» Data extract
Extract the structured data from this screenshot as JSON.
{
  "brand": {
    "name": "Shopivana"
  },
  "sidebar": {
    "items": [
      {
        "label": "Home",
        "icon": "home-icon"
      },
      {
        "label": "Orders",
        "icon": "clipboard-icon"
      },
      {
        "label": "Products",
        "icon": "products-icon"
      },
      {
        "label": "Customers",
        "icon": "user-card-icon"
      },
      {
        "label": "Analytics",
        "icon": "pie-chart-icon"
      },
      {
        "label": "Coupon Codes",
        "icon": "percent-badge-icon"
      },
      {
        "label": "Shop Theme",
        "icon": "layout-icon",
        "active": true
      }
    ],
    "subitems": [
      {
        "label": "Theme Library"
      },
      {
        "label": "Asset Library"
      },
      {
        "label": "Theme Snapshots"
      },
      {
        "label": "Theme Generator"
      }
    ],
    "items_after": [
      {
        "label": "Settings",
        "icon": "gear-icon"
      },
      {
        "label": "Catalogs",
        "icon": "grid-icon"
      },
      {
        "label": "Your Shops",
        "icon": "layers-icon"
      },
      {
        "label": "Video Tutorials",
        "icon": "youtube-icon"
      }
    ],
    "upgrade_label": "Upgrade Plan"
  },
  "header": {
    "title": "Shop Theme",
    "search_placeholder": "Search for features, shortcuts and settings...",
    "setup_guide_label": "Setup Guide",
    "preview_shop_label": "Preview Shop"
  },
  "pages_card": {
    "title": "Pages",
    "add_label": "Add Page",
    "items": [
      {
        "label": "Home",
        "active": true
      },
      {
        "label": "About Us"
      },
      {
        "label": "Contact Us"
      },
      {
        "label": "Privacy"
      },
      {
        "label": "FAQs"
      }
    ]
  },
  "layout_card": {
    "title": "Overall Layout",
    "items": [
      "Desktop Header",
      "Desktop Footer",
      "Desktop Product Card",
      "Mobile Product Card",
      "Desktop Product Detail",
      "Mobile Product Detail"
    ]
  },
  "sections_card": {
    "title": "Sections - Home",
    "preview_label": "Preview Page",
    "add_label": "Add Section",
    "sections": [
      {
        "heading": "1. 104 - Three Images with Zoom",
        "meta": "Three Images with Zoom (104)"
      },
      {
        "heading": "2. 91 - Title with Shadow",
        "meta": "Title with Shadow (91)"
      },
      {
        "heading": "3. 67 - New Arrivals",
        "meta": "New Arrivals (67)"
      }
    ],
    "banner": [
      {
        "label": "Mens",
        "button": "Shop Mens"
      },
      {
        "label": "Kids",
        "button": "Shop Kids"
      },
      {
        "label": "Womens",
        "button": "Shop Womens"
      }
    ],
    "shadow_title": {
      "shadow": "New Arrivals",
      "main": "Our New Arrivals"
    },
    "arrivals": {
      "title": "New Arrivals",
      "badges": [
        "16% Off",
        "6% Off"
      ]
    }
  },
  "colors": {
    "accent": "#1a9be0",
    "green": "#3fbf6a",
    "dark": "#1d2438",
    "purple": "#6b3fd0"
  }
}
---
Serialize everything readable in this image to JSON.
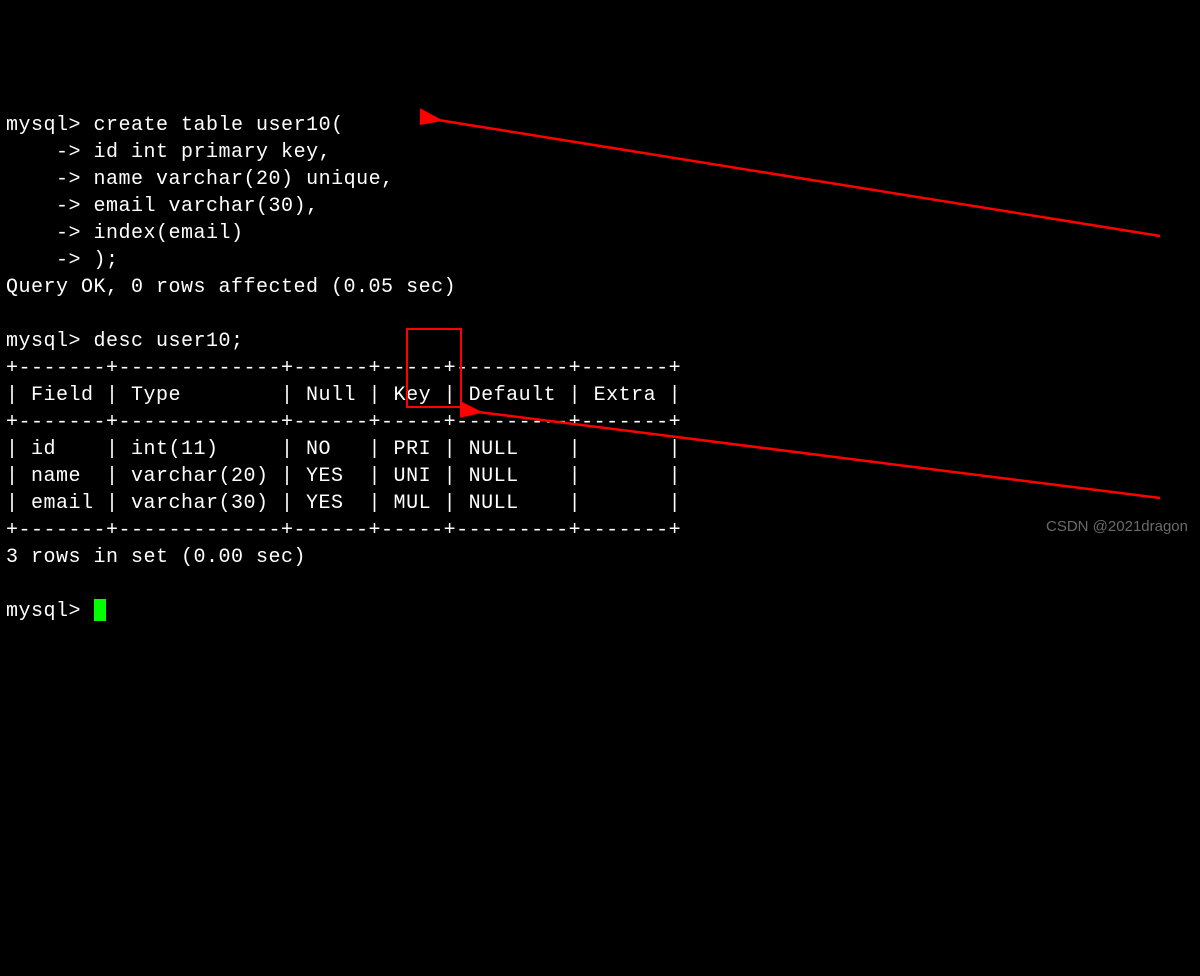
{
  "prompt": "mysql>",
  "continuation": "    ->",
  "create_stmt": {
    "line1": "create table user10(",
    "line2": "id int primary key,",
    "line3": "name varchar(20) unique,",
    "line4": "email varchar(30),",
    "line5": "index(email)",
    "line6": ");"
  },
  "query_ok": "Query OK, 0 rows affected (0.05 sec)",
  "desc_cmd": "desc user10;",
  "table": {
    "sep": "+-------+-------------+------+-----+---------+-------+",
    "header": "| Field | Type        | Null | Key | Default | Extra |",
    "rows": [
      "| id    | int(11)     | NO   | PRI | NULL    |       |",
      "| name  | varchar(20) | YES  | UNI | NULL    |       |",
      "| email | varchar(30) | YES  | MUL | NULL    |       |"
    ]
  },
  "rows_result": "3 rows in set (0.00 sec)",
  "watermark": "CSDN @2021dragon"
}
--
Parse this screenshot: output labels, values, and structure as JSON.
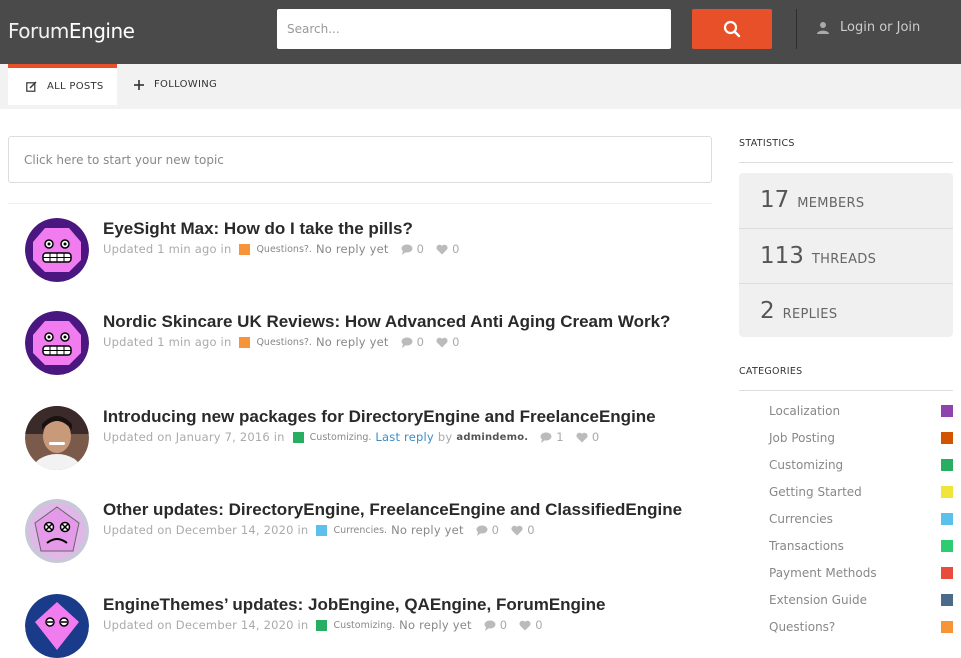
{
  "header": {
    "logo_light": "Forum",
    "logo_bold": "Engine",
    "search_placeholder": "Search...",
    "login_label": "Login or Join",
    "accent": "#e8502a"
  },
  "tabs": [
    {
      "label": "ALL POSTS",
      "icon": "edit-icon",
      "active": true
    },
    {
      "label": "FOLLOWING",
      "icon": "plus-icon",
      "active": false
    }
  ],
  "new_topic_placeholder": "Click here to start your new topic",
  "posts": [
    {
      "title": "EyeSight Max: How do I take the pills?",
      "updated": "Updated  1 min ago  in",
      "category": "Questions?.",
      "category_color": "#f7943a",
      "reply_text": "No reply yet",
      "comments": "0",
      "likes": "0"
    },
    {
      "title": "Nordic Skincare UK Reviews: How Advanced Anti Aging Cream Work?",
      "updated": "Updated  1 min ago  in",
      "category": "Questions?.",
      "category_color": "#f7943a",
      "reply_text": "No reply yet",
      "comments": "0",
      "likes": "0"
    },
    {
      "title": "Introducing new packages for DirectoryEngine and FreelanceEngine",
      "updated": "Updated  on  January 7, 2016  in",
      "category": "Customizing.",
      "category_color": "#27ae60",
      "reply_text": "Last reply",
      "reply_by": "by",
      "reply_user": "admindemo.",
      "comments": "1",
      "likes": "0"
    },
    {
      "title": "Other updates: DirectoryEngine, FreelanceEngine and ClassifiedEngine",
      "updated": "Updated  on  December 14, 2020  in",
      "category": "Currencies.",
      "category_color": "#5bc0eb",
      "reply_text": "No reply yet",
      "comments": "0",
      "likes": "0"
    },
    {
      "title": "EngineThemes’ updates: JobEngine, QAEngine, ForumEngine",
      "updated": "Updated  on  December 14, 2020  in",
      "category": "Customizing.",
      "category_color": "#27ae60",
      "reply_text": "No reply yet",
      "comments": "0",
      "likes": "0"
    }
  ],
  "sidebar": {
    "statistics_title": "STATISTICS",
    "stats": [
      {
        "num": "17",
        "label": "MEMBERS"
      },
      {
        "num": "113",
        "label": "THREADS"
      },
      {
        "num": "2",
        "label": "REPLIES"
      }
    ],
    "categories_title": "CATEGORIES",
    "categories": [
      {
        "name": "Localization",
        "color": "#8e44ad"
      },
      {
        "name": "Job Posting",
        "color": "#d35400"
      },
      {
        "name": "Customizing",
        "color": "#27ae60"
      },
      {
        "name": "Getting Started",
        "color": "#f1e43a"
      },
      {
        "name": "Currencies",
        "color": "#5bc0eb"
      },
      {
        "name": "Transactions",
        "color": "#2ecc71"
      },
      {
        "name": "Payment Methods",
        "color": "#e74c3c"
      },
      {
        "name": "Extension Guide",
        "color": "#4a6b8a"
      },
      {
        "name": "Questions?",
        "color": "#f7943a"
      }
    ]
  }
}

» Your goal
Pull every line containing the word "name" out of the material and copy it.

» Solution for this exercise
    "name": "Shopivana"
    "line3": "name varchar(20) unique,",
      "| name  | varchar(20) | YES  | UNI | NULL    |       |",
        "name": "Localization",
        "name": "Job Posting",
        "name": "Customizing",
        "name": "Getting Started",
        "name": "Currencies",
        "name": "Transactions",
        "name": "Payment Methods",
        "name": "Extension Guide",
        "name": "Questions?",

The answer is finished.